Exercise objective:
Omit the images. Copy each entry word for word.

Given records:
%%

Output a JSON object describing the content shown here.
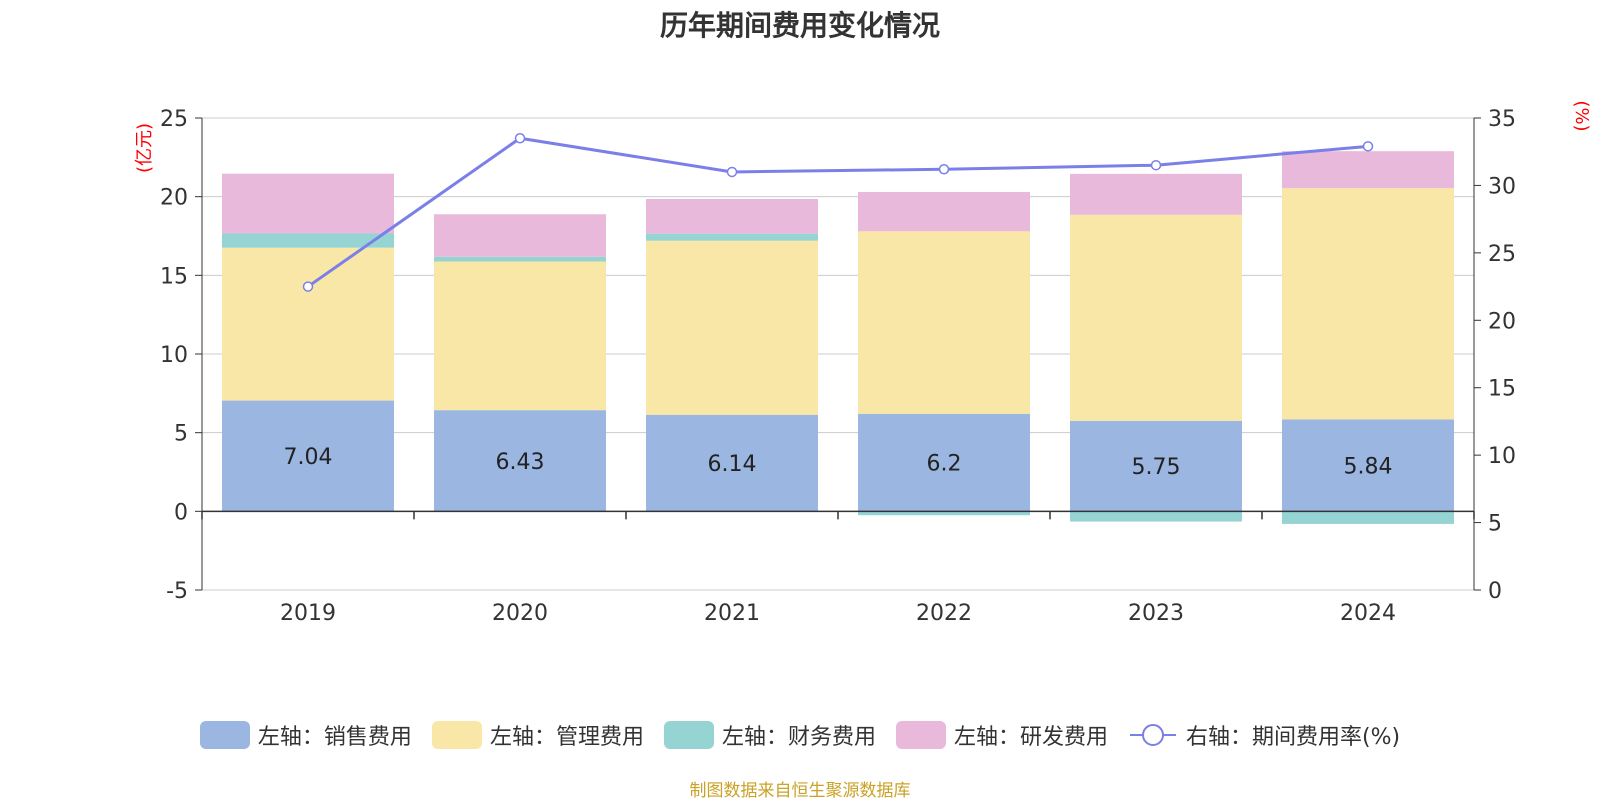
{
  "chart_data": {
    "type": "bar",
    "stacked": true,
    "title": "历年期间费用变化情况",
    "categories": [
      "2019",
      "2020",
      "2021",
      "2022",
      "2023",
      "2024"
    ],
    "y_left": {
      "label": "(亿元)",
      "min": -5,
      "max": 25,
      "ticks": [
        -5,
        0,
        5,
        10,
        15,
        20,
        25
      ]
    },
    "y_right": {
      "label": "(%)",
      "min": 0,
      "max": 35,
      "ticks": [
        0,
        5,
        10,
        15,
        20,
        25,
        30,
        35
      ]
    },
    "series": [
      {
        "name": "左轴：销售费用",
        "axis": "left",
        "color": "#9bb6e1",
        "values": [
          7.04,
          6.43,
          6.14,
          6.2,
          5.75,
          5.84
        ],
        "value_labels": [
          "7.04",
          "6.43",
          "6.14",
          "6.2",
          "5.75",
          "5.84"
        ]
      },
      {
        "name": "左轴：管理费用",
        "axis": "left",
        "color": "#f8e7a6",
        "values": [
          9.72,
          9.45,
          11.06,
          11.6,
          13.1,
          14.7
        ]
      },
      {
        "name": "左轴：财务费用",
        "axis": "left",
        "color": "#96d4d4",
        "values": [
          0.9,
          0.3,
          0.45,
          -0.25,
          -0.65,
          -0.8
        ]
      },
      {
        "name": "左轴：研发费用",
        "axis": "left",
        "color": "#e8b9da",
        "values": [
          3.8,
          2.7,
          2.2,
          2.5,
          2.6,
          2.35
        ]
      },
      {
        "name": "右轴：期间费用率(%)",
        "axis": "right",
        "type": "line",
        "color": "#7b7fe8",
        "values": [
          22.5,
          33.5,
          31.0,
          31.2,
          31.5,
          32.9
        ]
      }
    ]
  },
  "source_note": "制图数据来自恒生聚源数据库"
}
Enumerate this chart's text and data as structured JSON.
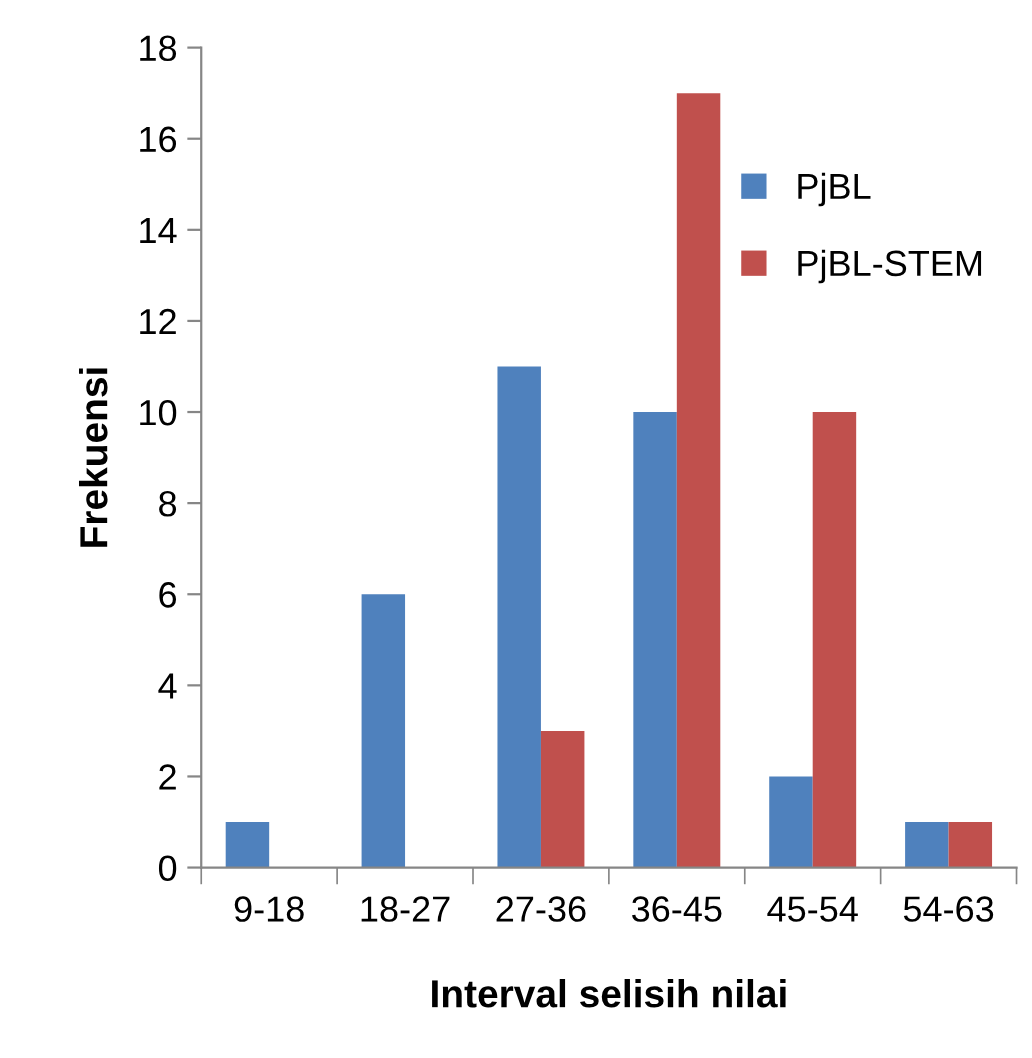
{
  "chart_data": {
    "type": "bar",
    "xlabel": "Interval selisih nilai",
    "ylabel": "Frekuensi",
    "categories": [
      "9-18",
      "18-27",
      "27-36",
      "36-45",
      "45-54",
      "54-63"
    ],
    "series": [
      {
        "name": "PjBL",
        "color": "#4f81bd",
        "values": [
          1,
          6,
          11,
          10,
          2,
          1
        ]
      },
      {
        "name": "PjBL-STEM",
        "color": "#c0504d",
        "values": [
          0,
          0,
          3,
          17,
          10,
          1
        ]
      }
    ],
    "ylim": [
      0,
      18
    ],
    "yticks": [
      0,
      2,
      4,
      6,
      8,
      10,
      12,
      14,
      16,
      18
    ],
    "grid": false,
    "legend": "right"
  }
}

%%

Correct answer:
Output a JSON object describing the content shown here.
{
  "chart_data": {
    "type": "bar",
    "stacked": true,
    "title": "历年期间费用变化情况",
    "categories": [
      "2019",
      "2020",
      "2021",
      "2022",
      "2023",
      "2024"
    ],
    "y_left": {
      "label": "(亿元)",
      "min": -5,
      "max": 25,
      "ticks": [
        -5,
        0,
        5,
        10,
        15,
        20,
        25
      ]
    },
    "y_right": {
      "label": "(%)",
      "min": 0,
      "max": 35,
      "ticks": [
        0,
        5,
        10,
        15,
        20,
        25,
        30,
        35
      ]
    },
    "series": [
      {
        "name": "左轴：销售费用",
        "axis": "left",
        "color": "#9bb6e1",
        "values": [
          7.04,
          6.43,
          6.14,
          6.2,
          5.75,
          5.84
        ],
        "value_labels": [
          "7.04",
          "6.43",
          "6.14",
          "6.2",
          "5.75",
          "5.84"
        ]
      },
      {
        "name": "左轴：管理费用",
        "axis": "left",
        "color": "#f8e7a6",
        "values": [
          9.72,
          9.45,
          11.06,
          11.6,
          13.1,
          14.7
        ]
      },
      {
        "name": "左轴：财务费用",
        "axis": "left",
        "color": "#96d4d4",
        "values": [
          0.9,
          0.3,
          0.45,
          -0.25,
          -0.65,
          -0.8
        ]
      },
      {
        "name": "左轴：研发费用",
        "axis": "left",
        "color": "#e8b9da",
        "values": [
          3.8,
          2.7,
          2.2,
          2.5,
          2.6,
          2.35
        ]
      },
      {
        "name": "右轴：期间费用率(%)",
        "axis": "right",
        "type": "line",
        "color": "#7b7fe8",
        "values": [
          22.5,
          33.5,
          31.0,
          31.2,
          31.5,
          32.9
        ]
      }
    ]
  },
  "source_note": "制图数据来自恒生聚源数据库"
}
Enumerate this chart's text and data as structured JSON.
{
  "chart_data": {
    "type": "bar",
    "xlabel": "Interval selisih nilai",
    "ylabel": "Frekuensi",
    "categories": [
      "9-18",
      "18-27",
      "27-36",
      "36-45",
      "45-54",
      "54-63"
    ],
    "series": [
      {
        "name": "PjBL",
        "color": "#4f81bd",
        "values": [
          1,
          6,
          11,
          10,
          2,
          1
        ]
      },
      {
        "name": "PjBL-STEM",
        "color": "#c0504d",
        "values": [
          0,
          0,
          3,
          17,
          10,
          1
        ]
      }
    ],
    "ylim": [
      0,
      18
    ],
    "yticks": [
      0,
      2,
      4,
      6,
      8,
      10,
      12,
      14,
      16,
      18
    ],
    "grid": false,
    "legend": "right"
  }
}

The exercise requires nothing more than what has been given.